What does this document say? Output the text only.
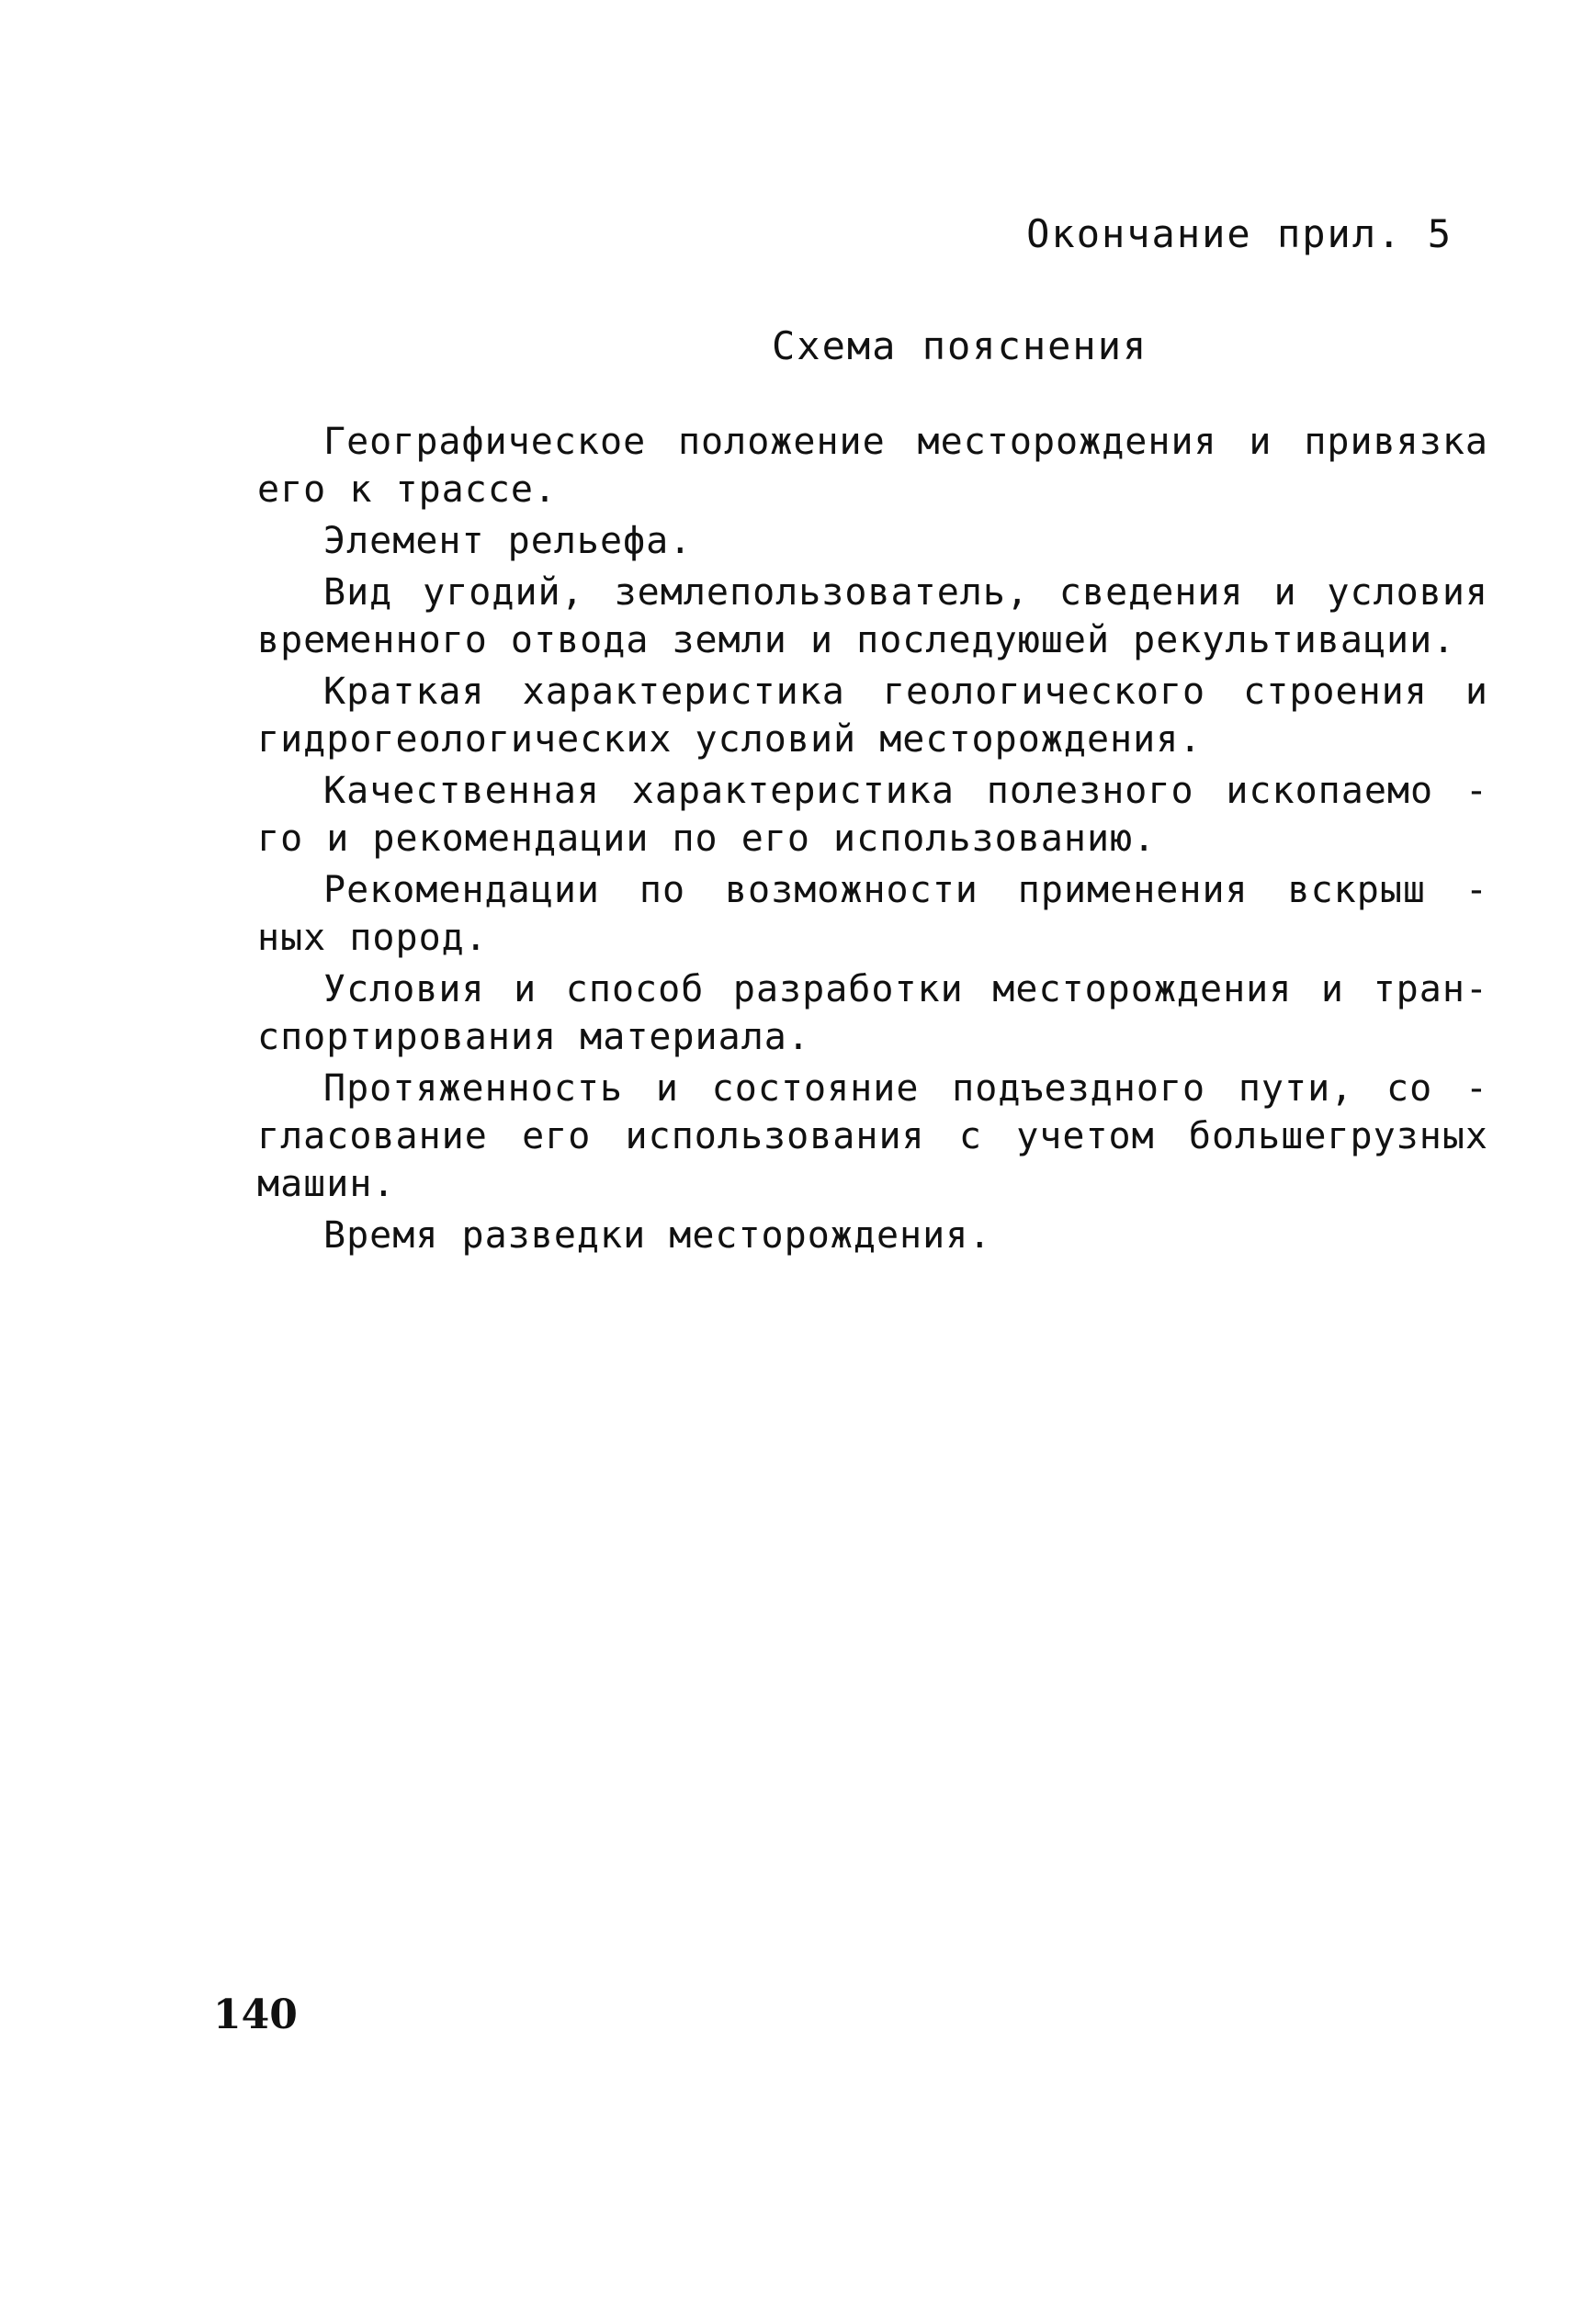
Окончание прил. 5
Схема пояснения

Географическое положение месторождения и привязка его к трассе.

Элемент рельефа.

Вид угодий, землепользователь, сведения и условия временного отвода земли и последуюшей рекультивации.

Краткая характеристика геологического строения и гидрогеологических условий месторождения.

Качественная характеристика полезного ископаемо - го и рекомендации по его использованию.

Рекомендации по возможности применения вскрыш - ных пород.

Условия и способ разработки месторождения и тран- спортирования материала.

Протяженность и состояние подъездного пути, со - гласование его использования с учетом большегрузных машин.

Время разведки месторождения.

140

==

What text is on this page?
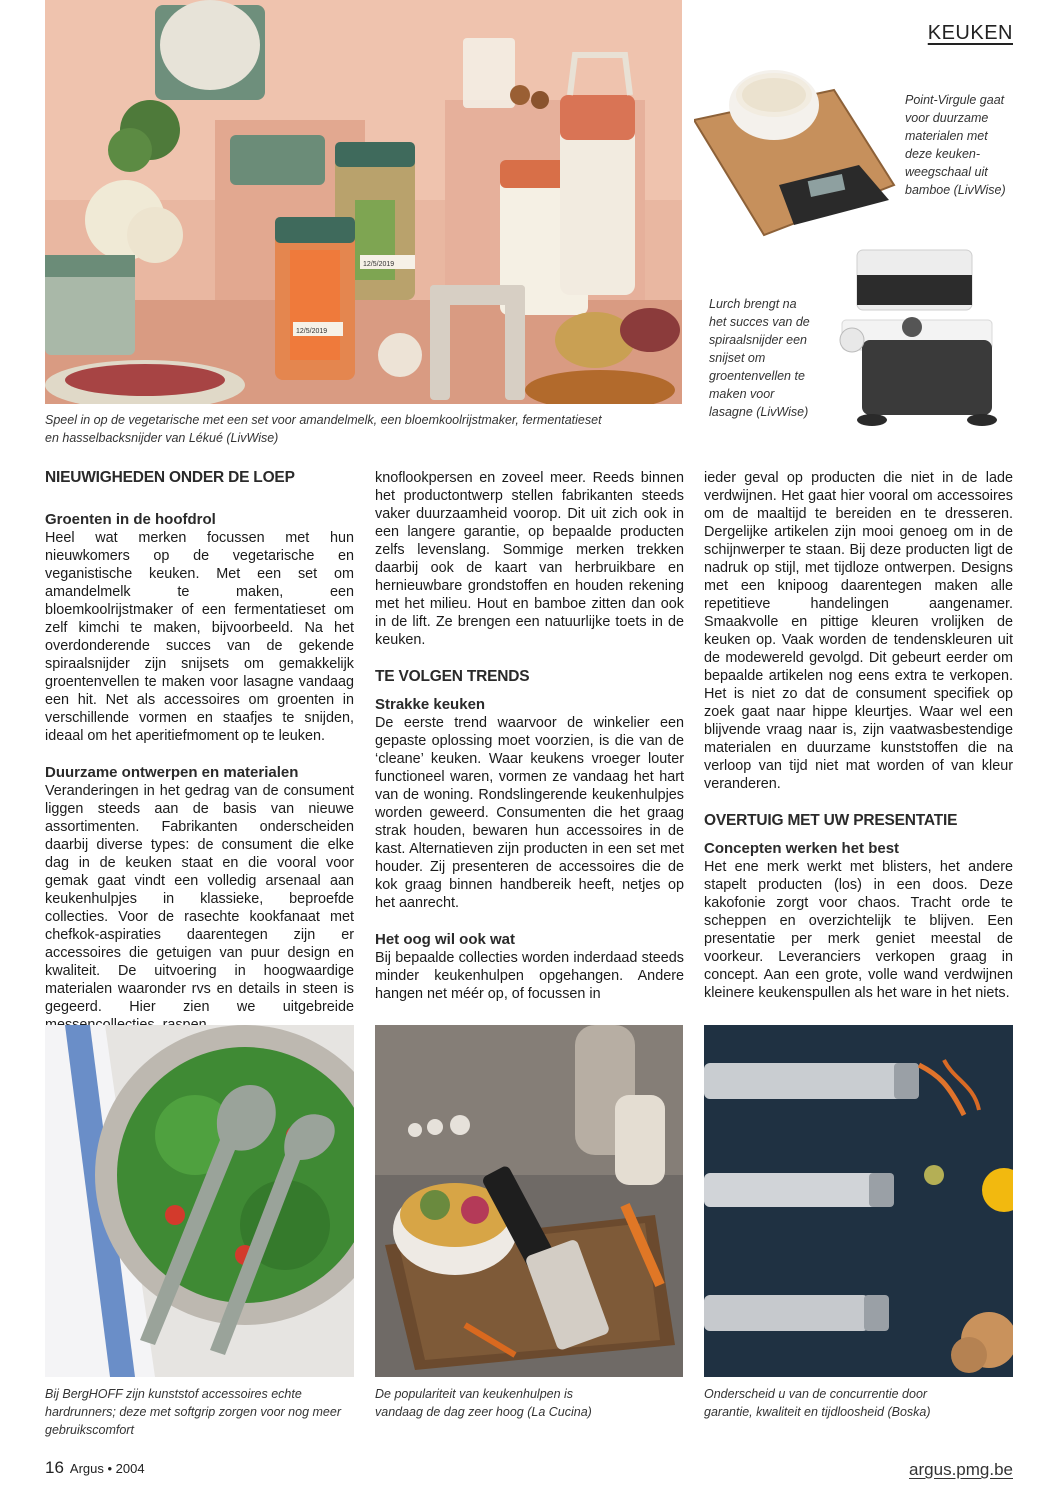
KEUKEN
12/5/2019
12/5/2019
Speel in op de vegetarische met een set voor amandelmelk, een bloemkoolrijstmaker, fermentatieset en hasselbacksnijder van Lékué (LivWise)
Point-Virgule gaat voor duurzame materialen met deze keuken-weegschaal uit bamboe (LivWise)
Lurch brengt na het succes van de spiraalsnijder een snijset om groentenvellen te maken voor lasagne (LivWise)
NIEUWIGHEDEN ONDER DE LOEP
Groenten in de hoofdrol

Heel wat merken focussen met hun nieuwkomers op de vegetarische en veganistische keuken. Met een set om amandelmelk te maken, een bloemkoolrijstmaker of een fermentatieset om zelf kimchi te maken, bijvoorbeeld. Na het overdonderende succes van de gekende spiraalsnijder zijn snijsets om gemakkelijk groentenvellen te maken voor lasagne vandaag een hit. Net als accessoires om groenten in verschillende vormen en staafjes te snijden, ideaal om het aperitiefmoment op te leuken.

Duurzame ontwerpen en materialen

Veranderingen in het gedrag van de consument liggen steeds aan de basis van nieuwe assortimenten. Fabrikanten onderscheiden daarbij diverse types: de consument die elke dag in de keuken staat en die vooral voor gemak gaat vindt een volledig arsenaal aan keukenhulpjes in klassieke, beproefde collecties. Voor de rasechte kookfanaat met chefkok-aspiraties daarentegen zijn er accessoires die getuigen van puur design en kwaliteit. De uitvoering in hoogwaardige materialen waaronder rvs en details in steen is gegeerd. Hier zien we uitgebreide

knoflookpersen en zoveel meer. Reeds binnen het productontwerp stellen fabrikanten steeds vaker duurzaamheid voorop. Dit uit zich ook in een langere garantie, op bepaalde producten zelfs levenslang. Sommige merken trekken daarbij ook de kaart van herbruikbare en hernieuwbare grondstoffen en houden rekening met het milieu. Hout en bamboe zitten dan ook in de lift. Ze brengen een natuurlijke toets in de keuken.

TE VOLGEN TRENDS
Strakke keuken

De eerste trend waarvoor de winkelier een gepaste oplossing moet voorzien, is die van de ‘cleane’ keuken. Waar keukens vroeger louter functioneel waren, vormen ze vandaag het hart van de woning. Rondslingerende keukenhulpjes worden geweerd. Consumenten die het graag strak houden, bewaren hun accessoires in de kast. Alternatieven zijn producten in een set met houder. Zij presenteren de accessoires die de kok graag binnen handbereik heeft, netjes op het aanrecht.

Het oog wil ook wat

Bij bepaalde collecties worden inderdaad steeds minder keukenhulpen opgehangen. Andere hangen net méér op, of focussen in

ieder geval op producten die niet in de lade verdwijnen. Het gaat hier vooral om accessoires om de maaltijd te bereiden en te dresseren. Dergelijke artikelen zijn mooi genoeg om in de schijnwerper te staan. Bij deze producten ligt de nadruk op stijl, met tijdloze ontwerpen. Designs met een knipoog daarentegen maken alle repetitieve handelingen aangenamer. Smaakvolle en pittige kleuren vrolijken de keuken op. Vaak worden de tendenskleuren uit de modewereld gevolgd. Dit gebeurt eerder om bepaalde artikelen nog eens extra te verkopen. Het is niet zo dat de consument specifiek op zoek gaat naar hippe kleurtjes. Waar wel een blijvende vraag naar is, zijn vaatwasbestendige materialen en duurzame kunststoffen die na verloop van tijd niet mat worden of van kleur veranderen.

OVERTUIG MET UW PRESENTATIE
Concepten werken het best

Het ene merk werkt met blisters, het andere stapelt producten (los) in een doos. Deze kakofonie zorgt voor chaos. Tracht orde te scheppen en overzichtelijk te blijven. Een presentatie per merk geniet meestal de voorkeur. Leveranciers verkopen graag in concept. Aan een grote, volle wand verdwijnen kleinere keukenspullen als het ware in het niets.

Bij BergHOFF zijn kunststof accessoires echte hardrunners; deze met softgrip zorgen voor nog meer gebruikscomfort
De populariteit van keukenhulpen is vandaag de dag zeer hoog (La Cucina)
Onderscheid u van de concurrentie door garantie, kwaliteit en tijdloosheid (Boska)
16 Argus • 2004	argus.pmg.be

== Exercise description ==
Report how many lines in the listing above include the word "характеристика". Give nothing but the number.

== Task solution ==
2